## Problem description:
Search the material below for the word "instructions" and copy every line in which it occurs.
==================================================
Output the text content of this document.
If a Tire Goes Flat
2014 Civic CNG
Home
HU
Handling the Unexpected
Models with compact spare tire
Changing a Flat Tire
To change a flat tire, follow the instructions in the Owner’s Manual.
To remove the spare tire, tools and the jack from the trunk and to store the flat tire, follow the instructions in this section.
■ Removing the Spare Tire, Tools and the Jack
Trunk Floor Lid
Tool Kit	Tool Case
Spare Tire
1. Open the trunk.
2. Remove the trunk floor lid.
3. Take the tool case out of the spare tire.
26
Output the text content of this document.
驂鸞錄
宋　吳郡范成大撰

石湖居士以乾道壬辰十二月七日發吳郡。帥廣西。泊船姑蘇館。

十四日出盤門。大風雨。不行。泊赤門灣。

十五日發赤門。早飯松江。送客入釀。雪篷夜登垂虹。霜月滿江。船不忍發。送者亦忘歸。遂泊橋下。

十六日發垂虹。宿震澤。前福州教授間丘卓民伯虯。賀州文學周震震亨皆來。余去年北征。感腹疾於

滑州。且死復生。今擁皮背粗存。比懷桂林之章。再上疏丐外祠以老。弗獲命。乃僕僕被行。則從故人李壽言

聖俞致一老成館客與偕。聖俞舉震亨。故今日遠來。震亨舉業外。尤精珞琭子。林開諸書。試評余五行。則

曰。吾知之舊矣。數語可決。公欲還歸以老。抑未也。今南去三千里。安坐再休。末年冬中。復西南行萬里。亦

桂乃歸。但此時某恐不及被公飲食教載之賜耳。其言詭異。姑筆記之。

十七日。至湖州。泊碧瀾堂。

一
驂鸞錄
==================================================
## The response:
To change a flat tire, follow the instructions in the Owner’s Manual.
To remove the spare tire, tools and the jack from the trunk and to store the flat tire, follow the instructions in this section.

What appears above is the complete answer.